Task to complete: Below is a listing to write out in full, exactly as given, without its pictures.

(Dataset records on visual material)
++++++

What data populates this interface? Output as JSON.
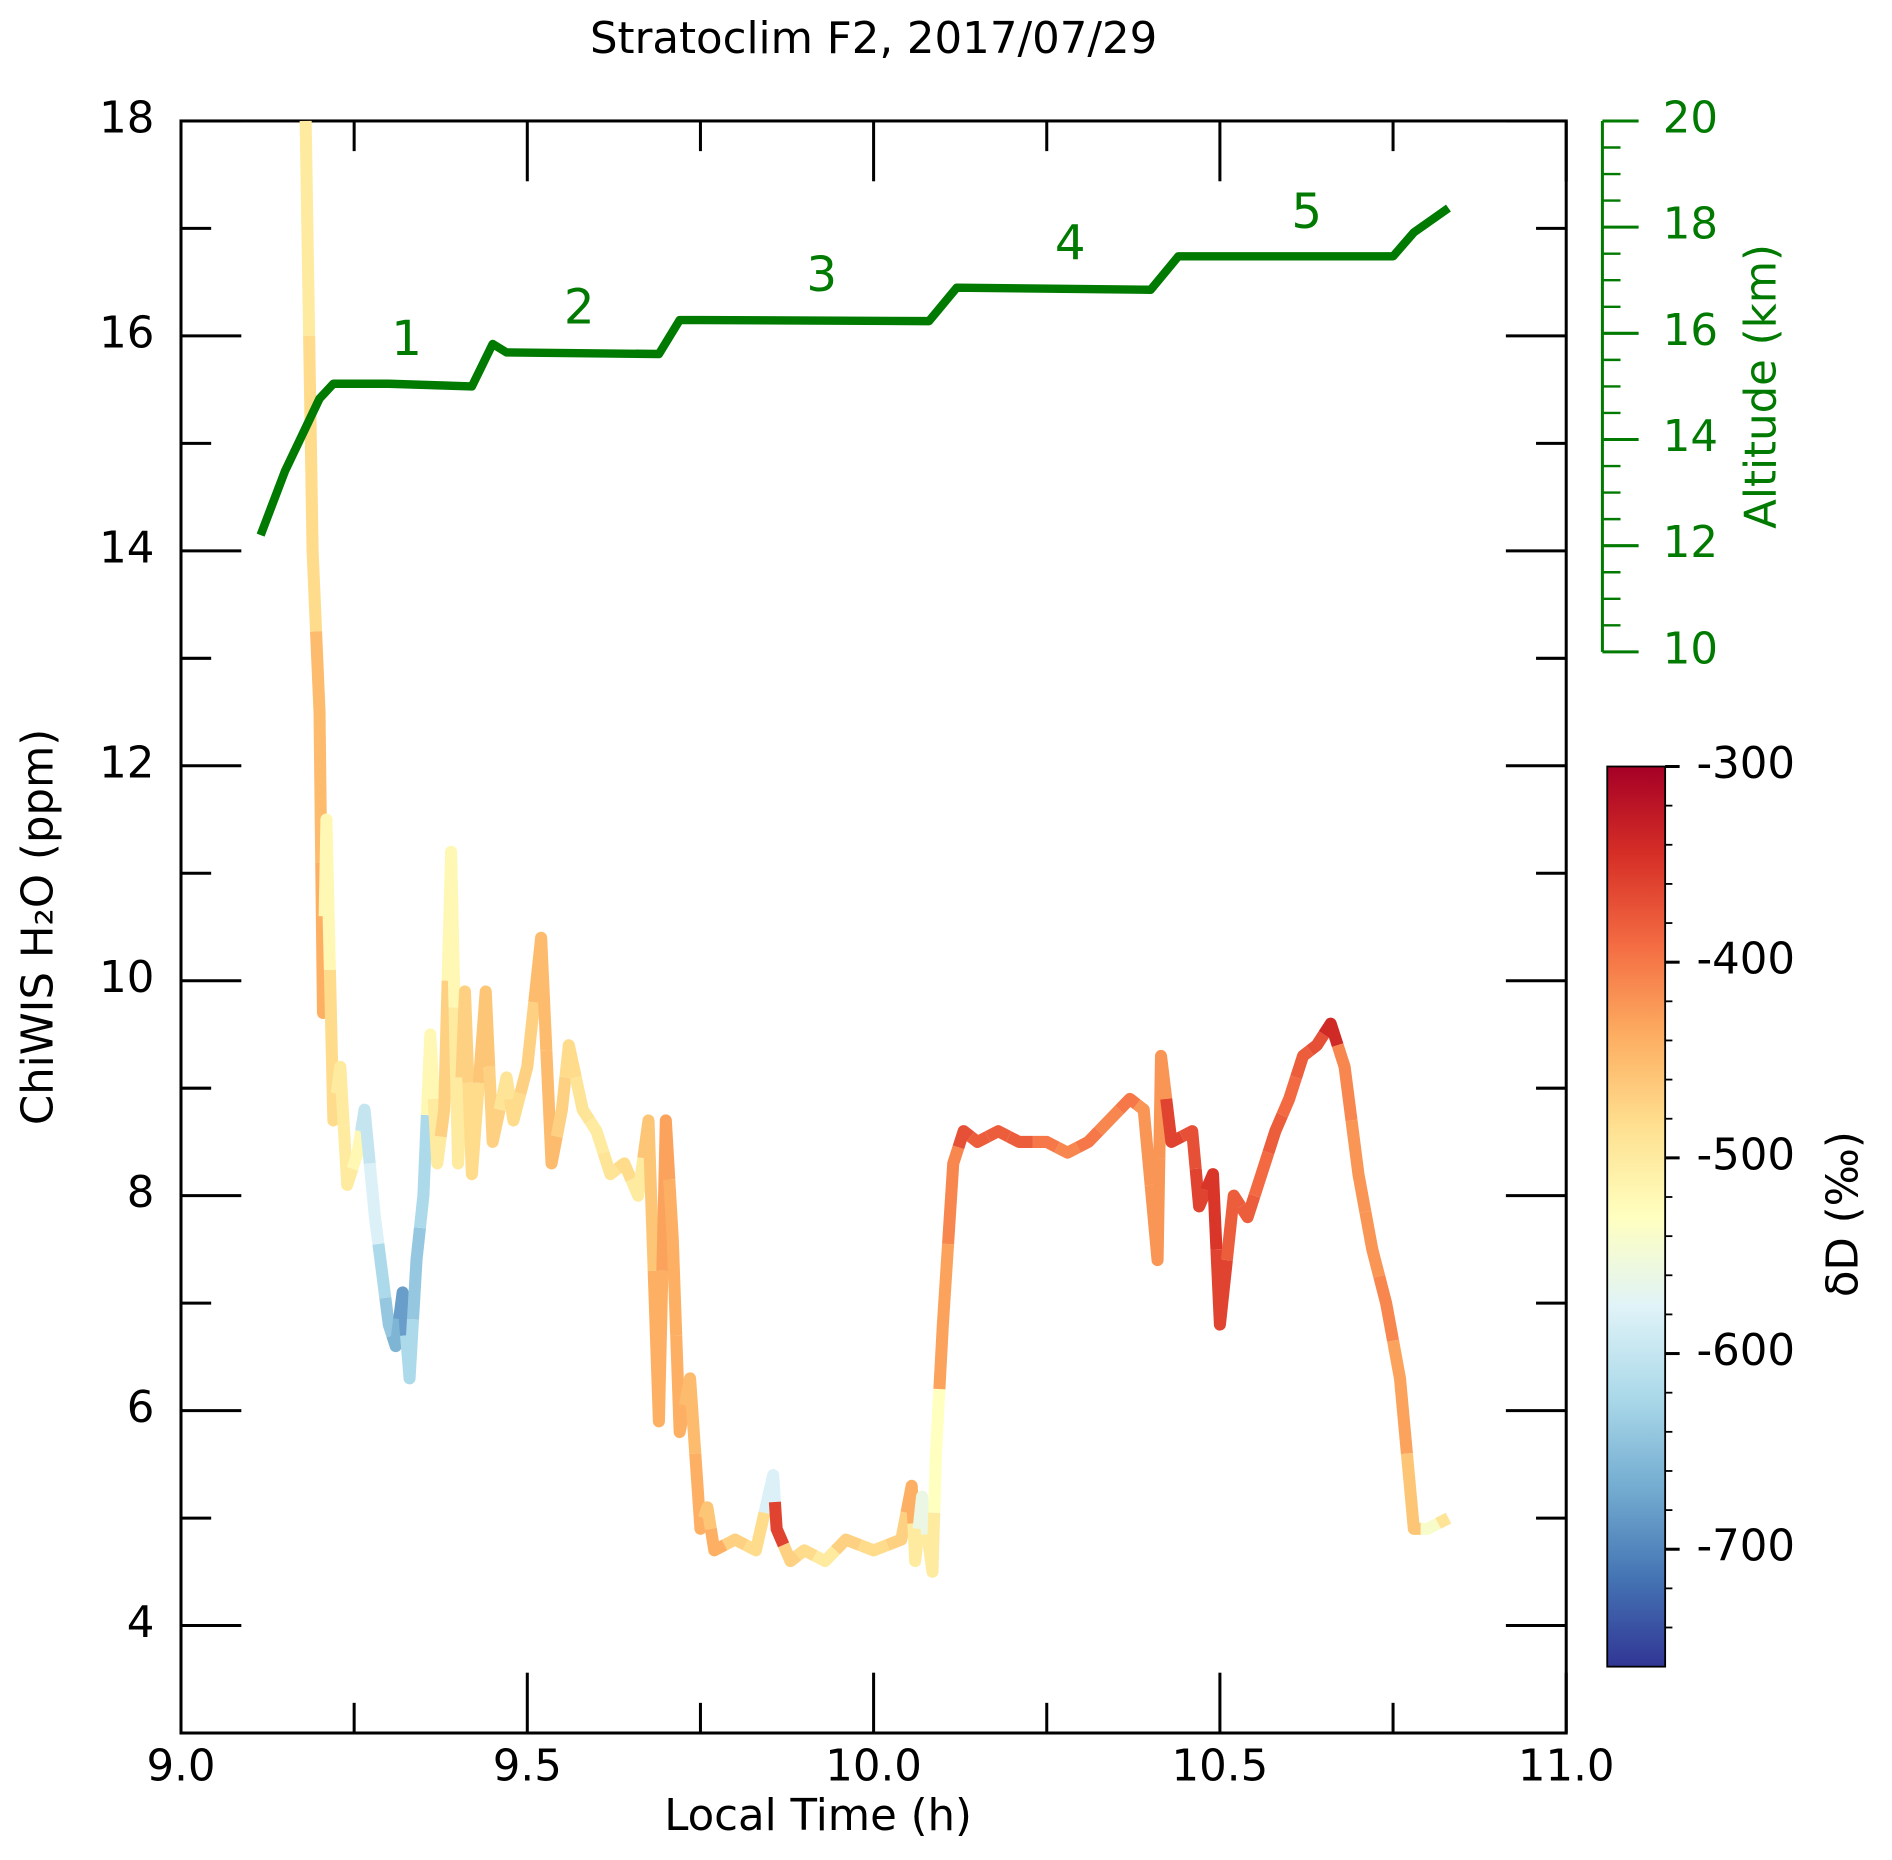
{
  "chart_data": {
    "type": "line",
    "title": "Stratoclim F2, 2017/07/29",
    "xlabel": "Local Time (h)",
    "ylabel": "ChiWIS H₂O (ppm)",
    "y2label": "Altitude (km)",
    "colorbar_label": "δD (‰)",
    "xlim": [
      9.0,
      11.0
    ],
    "xticks": [
      {
        "value": 9.0,
        "label": "9.0"
      },
      {
        "value": 9.5,
        "label": "9.5"
      },
      {
        "value": 10.0,
        "label": "10.0"
      },
      {
        "value": 10.5,
        "label": "10.5"
      },
      {
        "value": 11.0,
        "label": "11.0"
      }
    ],
    "xminor_ticks": [
      9.25,
      9.75,
      10.25,
      10.75
    ],
    "ylim": [
      3,
      18
    ],
    "yticks": [
      4,
      6,
      8,
      10,
      12,
      14,
      16,
      18
    ],
    "yminor_ticks": [
      3,
      5,
      7,
      9,
      11,
      13,
      15,
      17
    ],
    "y2lim": [
      10,
      20
    ],
    "y2ticks": [
      10,
      12,
      14,
      16,
      18,
      20
    ],
    "y2minor_ticks": [
      10.5,
      11,
      11.5,
      12.5,
      13,
      13.5,
      14.5,
      15,
      15.5,
      16.5,
      17,
      17.5,
      18.5,
      19,
      19.5
    ],
    "clim": [
      -760,
      -300
    ],
    "cticks": [
      -300,
      -400,
      -500,
      -600,
      -700
    ],
    "cminor_ticks": [
      -320,
      -340,
      -360,
      -380,
      -420,
      -440,
      -460,
      -480,
      -520,
      -540,
      -560,
      -580,
      -620,
      -640,
      -660,
      -680,
      -720,
      -740
    ],
    "colormap": [
      "#313695",
      "#4575b4",
      "#74add1",
      "#abd9e9",
      "#e0f3f8",
      "#ffffbf",
      "#fee090",
      "#fdae61",
      "#f46d43",
      "#d73027",
      "#a50026"
    ],
    "annotations": [
      "1",
      "2",
      "3",
      "4",
      "5"
    ],
    "series": [
      {
        "x": [
          9.18,
          9.19,
          9.2,
          9.205,
          9.21,
          9.22,
          9.23,
          9.24,
          9.255,
          9.265,
          9.28,
          9.29,
          9.3,
          9.31,
          9.32,
          9.33,
          9.34,
          9.35,
          9.36,
          9.37,
          9.38,
          9.39,
          9.4,
          9.41,
          9.42,
          9.44,
          9.45,
          9.47,
          9.48,
          9.5,
          9.52,
          9.535,
          9.55,
          9.56,
          9.58,
          9.6,
          9.62,
          9.64,
          9.66,
          9.675,
          9.69,
          9.7,
          9.71,
          9.72,
          9.735,
          9.75,
          9.76,
          9.77,
          9.8,
          9.83,
          9.855,
          9.86,
          9.88,
          9.9,
          9.93,
          9.96,
          10.0,
          10.04,
          10.055,
          10.06,
          10.07,
          10.085,
          10.09,
          10.1,
          10.115,
          10.13,
          10.15,
          10.18,
          10.21,
          10.25,
          10.28,
          10.31,
          10.34,
          10.37,
          10.39,
          10.41,
          10.415,
          10.43,
          10.46,
          10.47,
          10.49,
          10.5,
          10.52,
          10.54,
          10.56,
          10.58,
          10.6,
          10.62,
          10.64,
          10.66,
          10.68,
          10.7,
          10.72,
          10.74,
          10.76,
          10.78,
          10.8,
          10.83
        ],
        "values": [
          18,
          14,
          12.5,
          9.7,
          11.5,
          8.7,
          9.2,
          8.1,
          8.4,
          8.8,
          7.8,
          7.3,
          6.8,
          6.6,
          7.1,
          6.3,
          7.4,
          8.0,
          9.5,
          8.3,
          8.8,
          11.2,
          8.3,
          9.9,
          8.2,
          9.9,
          8.5,
          9.1,
          8.7,
          9.2,
          10.4,
          8.3,
          8.8,
          9.4,
          8.8,
          8.6,
          8.2,
          8.3,
          8.0,
          8.7,
          5.9,
          8.7,
          7.6,
          5.8,
          6.3,
          4.9,
          5.1,
          4.7,
          4.8,
          4.7,
          5.4,
          4.9,
          4.6,
          4.7,
          4.6,
          4.8,
          4.7,
          4.8,
          5.3,
          4.6,
          5.2,
          4.5,
          5.6,
          6.8,
          8.3,
          8.6,
          8.5,
          8.6,
          8.5,
          8.5,
          8.4,
          8.5,
          8.7,
          8.9,
          8.8,
          7.4,
          9.3,
          8.5,
          8.6,
          7.9,
          8.2,
          6.8,
          8.0,
          7.8,
          8.2,
          8.6,
          8.9,
          9.3,
          9.4,
          9.6,
          9.2,
          8.2,
          7.5,
          7.0,
          6.3,
          4.9,
          4.9,
          5.0
        ],
        "color_values": [
          -500,
          -480,
          -450,
          -440,
          -520,
          -480,
          -500,
          -500,
          -520,
          -600,
          -580,
          -620,
          -640,
          -660,
          -680,
          -620,
          -640,
          -620,
          -520,
          -500,
          -470,
          -520,
          -500,
          -470,
          -480,
          -460,
          -470,
          -490,
          -480,
          -470,
          -450,
          -450,
          -470,
          -480,
          -490,
          -500,
          -490,
          -480,
          -500,
          -460,
          -440,
          -430,
          -440,
          -440,
          -450,
          -440,
          -460,
          -440,
          -470,
          -480,
          -580,
          -360,
          -470,
          -480,
          -500,
          -470,
          -480,
          -470,
          -440,
          -500,
          -560,
          -500,
          -530,
          -430,
          -410,
          -370,
          -380,
          -380,
          -380,
          -400,
          -410,
          -400,
          -410,
          -400,
          -420,
          -420,
          -420,
          -360,
          -370,
          -360,
          -350,
          -360,
          -380,
          -380,
          -390,
          -380,
          -390,
          -380,
          -370,
          -340,
          -410,
          -420,
          -420,
          -410,
          -430,
          -460,
          -540,
          -490
        ]
      },
      {
        "axis": "y2",
        "color": "#007a00",
        "x": [
          9.115,
          9.15,
          9.2,
          9.22,
          9.3,
          9.42,
          9.45,
          9.47,
          9.69,
          9.72,
          9.75,
          10.08,
          10.12,
          10.4,
          10.44,
          10.75,
          10.78,
          10.83
        ],
        "values": [
          12.2,
          13.4,
          14.77,
          15.05,
          15.05,
          15.0,
          15.8,
          15.64,
          15.61,
          16.25,
          16.25,
          16.23,
          16.86,
          16.82,
          17.45,
          17.45,
          17.9,
          18.36
        ]
      }
    ]
  }
}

++++++

The result:
What data populates this interface? Output as JSON.
{
  "chart_data": {
    "type": "line",
    "title": "Stratoclim F2, 2017/07/29",
    "xlabel": "Local Time (h)",
    "ylabel": "ChiWIS H₂O (ppm)",
    "y2label": "Altitude (km)",
    "colorbar_label": "δD (‰)",
    "xlim": [
      9.0,
      11.0
    ],
    "xticks": [
      {
        "value": 9.0,
        "label": "9.0"
      },
      {
        "value": 9.5,
        "label": "9.5"
      },
      {
        "value": 10.0,
        "label": "10.0"
      },
      {
        "value": 10.5,
        "label": "10.5"
      },
      {
        "value": 11.0,
        "label": "11.0"
      }
    ],
    "xminor_ticks": [
      9.25,
      9.75,
      10.25,
      10.75
    ],
    "ylim": [
      3,
      18
    ],
    "yticks": [
      4,
      6,
      8,
      10,
      12,
      14,
      16,
      18
    ],
    "yminor_ticks": [
      3,
      5,
      7,
      9,
      11,
      13,
      15,
      17
    ],
    "y2lim": [
      10,
      20
    ],
    "y2ticks": [
      10,
      12,
      14,
      16,
      18,
      20
    ],
    "y2minor_ticks": [
      10.5,
      11,
      11.5,
      12.5,
      13,
      13.5,
      14.5,
      15,
      15.5,
      16.5,
      17,
      17.5,
      18.5,
      19,
      19.5
    ],
    "clim": [
      -760,
      -300
    ],
    "cticks": [
      -300,
      -400,
      -500,
      -600,
      -700
    ],
    "cminor_ticks": [
      -320,
      -340,
      -360,
      -380,
      -420,
      -440,
      -460,
      -480,
      -520,
      -540,
      -560,
      -580,
      -620,
      -640,
      -660,
      -680,
      -720,
      -740
    ],
    "colormap": [
      "#313695",
      "#4575b4",
      "#74add1",
      "#abd9e9",
      "#e0f3f8",
      "#ffffbf",
      "#fee090",
      "#fdae61",
      "#f46d43",
      "#d73027",
      "#a50026"
    ],
    "annotations": [
      "1",
      "2",
      "3",
      "4",
      "5"
    ],
    "series": [
      {
        "x": [
          9.18,
          9.19,
          9.2,
          9.205,
          9.21,
          9.22,
          9.23,
          9.24,
          9.255,
          9.265,
          9.28,
          9.29,
          9.3,
          9.31,
          9.32,
          9.33,
          9.34,
          9.35,
          9.36,
          9.37,
          9.38,
          9.39,
          9.4,
          9.41,
          9.42,
          9.44,
          9.45,
          9.47,
          9.48,
          9.5,
          9.52,
          9.535,
          9.55,
          9.56,
          9.58,
          9.6,
          9.62,
          9.64,
          9.66,
          9.675,
          9.69,
          9.7,
          9.71,
          9.72,
          9.735,
          9.75,
          9.76,
          9.77,
          9.8,
          9.83,
          9.855,
          9.86,
          9.88,
          9.9,
          9.93,
          9.96,
          10.0,
          10.04,
          10.055,
          10.06,
          10.07,
          10.085,
          10.09,
          10.1,
          10.115,
          10.13,
          10.15,
          10.18,
          10.21,
          10.25,
          10.28,
          10.31,
          10.34,
          10.37,
          10.39,
          10.41,
          10.415,
          10.43,
          10.46,
          10.47,
          10.49,
          10.5,
          10.52,
          10.54,
          10.56,
          10.58,
          10.6,
          10.62,
          10.64,
          10.66,
          10.68,
          10.7,
          10.72,
          10.74,
          10.76,
          10.78,
          10.8,
          10.83
        ],
        "values": [
          18,
          14,
          12.5,
          9.7,
          11.5,
          8.7,
          9.2,
          8.1,
          8.4,
          8.8,
          7.8,
          7.3,
          6.8,
          6.6,
          7.1,
          6.3,
          7.4,
          8.0,
          9.5,
          8.3,
          8.8,
          11.2,
          8.3,
          9.9,
          8.2,
          9.9,
          8.5,
          9.1,
          8.7,
          9.2,
          10.4,
          8.3,
          8.8,
          9.4,
          8.8,
          8.6,
          8.2,
          8.3,
          8.0,
          8.7,
          5.9,
          8.7,
          7.6,
          5.8,
          6.3,
          4.9,
          5.1,
          4.7,
          4.8,
          4.7,
          5.4,
          4.9,
          4.6,
          4.7,
          4.6,
          4.8,
          4.7,
          4.8,
          5.3,
          4.6,
          5.2,
          4.5,
          5.6,
          6.8,
          8.3,
          8.6,
          8.5,
          8.6,
          8.5,
          8.5,
          8.4,
          8.5,
          8.7,
          8.9,
          8.8,
          7.4,
          9.3,
          8.5,
          8.6,
          7.9,
          8.2,
          6.8,
          8.0,
          7.8,
          8.2,
          8.6,
          8.9,
          9.3,
          9.4,
          9.6,
          9.2,
          8.2,
          7.5,
          7.0,
          6.3,
          4.9,
          4.9,
          5.0
        ],
        "color_values": [
          -500,
          -480,
          -450,
          -440,
          -520,
          -480,
          -500,
          -500,
          -520,
          -600,
          -580,
          -620,
          -640,
          -660,
          -680,
          -620,
          -640,
          -620,
          -520,
          -500,
          -470,
          -520,
          -500,
          -470,
          -480,
          -460,
          -470,
          -490,
          -480,
          -470,
          -450,
          -450,
          -470,
          -480,
          -490,
          -500,
          -490,
          -480,
          -500,
          -460,
          -440,
          -430,
          -440,
          -440,
          -450,
          -440,
          -460,
          -440,
          -470,
          -480,
          -580,
          -360,
          -470,
          -480,
          -500,
          -470,
          -480,
          -470,
          -440,
          -500,
          -560,
          -500,
          -530,
          -430,
          -410,
          -370,
          -380,
          -380,
          -380,
          -400,
          -410,
          -400,
          -410,
          -400,
          -420,
          -420,
          -420,
          -360,
          -370,
          -360,
          -350,
          -360,
          -380,
          -380,
          -390,
          -380,
          -390,
          -380,
          -370,
          -340,
          -410,
          -420,
          -420,
          -410,
          -430,
          -460,
          -540,
          -490
        ]
      },
      {
        "axis": "y2",
        "color": "#007a00",
        "x": [
          9.115,
          9.15,
          9.2,
          9.22,
          9.3,
          9.42,
          9.45,
          9.47,
          9.69,
          9.72,
          9.75,
          10.08,
          10.12,
          10.4,
          10.44,
          10.75,
          10.78,
          10.83
        ],
        "values": [
          12.2,
          13.4,
          14.77,
          15.05,
          15.05,
          15.0,
          15.8,
          15.64,
          15.61,
          16.25,
          16.25,
          16.23,
          16.86,
          16.82,
          17.45,
          17.45,
          17.9,
          18.36
        ]
      }
    ]
  }
}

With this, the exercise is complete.